[Items from a dataset]
····················
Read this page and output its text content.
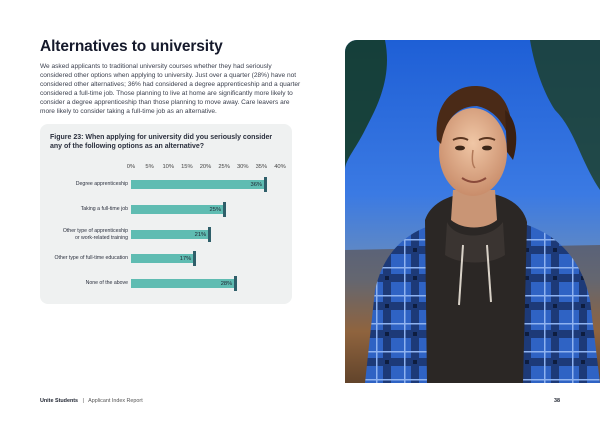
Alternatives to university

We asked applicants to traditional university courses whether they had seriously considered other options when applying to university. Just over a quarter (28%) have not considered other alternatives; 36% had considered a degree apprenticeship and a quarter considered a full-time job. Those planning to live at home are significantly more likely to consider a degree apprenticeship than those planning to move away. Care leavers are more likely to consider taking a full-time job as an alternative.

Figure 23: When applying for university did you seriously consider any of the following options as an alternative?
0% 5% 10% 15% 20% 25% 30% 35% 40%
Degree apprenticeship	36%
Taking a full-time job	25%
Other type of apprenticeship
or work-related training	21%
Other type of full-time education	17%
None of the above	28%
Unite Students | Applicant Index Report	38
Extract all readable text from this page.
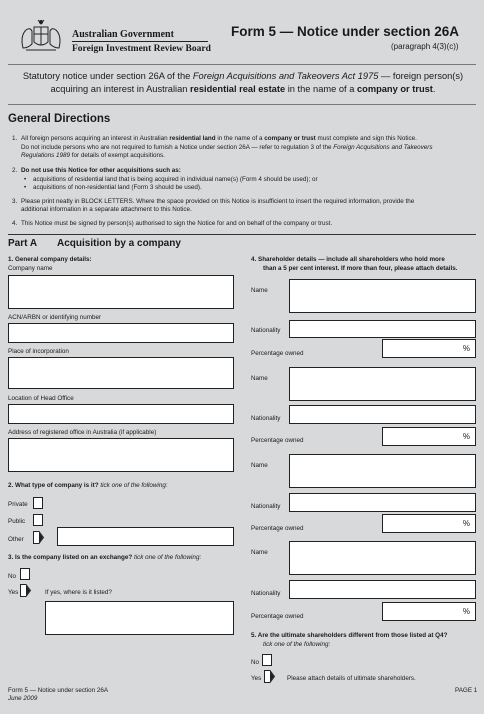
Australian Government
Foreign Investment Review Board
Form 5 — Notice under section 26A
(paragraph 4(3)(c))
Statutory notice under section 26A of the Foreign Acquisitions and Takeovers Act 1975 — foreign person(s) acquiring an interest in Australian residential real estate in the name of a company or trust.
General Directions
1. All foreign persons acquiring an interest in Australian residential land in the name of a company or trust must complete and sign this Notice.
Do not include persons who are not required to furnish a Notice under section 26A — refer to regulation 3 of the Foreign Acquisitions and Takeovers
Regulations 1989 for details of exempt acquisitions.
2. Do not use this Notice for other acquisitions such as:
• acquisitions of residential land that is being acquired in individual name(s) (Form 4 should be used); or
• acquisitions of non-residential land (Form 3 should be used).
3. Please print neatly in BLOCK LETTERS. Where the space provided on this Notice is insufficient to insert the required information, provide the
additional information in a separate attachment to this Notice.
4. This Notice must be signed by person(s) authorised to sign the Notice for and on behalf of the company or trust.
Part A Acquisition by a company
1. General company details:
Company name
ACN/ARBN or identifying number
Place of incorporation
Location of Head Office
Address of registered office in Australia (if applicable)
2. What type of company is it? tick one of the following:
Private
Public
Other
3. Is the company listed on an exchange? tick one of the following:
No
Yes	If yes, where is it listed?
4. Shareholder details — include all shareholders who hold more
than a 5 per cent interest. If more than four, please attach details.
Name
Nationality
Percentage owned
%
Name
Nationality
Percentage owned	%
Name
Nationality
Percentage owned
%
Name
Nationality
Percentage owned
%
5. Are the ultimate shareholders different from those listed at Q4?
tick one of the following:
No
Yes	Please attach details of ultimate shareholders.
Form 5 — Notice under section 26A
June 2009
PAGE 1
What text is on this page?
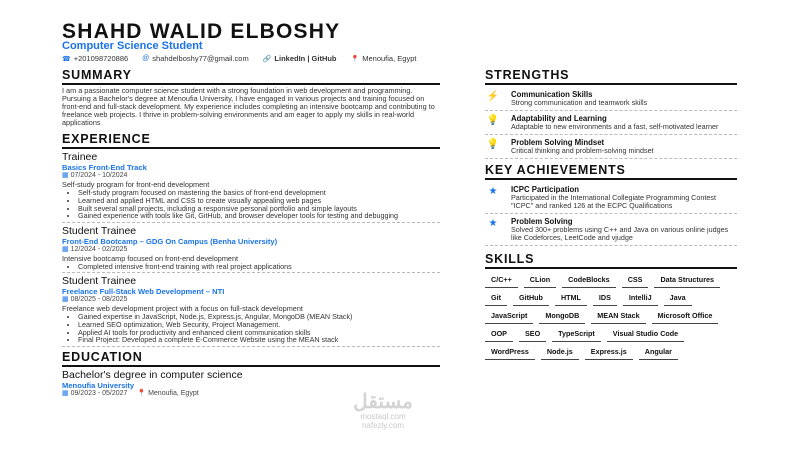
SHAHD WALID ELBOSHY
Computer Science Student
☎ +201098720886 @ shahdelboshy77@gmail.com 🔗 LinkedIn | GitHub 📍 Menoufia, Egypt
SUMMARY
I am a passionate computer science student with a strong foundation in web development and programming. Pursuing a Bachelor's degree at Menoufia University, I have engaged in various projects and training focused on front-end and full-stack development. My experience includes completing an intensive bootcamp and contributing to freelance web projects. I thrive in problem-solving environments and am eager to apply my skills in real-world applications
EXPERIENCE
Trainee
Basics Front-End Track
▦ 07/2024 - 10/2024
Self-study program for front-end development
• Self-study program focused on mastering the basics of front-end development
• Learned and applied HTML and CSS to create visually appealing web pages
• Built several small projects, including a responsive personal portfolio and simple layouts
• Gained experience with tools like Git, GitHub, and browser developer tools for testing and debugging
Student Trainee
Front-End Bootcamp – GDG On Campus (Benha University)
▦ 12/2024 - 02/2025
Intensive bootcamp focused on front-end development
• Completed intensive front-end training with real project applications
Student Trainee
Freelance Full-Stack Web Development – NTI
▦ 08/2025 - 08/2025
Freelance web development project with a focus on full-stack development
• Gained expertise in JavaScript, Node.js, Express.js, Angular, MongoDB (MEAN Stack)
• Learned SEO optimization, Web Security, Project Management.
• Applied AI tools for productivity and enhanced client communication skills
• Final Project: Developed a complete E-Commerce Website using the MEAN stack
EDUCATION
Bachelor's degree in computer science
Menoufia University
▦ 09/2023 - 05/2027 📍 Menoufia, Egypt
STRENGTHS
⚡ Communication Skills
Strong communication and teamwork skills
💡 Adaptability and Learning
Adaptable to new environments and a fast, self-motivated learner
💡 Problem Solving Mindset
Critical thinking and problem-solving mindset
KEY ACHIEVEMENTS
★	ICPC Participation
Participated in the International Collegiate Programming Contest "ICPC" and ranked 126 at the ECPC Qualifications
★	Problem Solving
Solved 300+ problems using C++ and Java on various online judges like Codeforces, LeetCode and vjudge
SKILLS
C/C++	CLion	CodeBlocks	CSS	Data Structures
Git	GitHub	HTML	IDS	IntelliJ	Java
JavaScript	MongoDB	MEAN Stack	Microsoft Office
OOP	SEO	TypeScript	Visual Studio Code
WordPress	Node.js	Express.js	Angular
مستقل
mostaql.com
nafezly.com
····················
→ Your task
Select every line of the records holding the string "What".

→ Answer below
2. What type of company is it? tick one of the following:
What text is on this page?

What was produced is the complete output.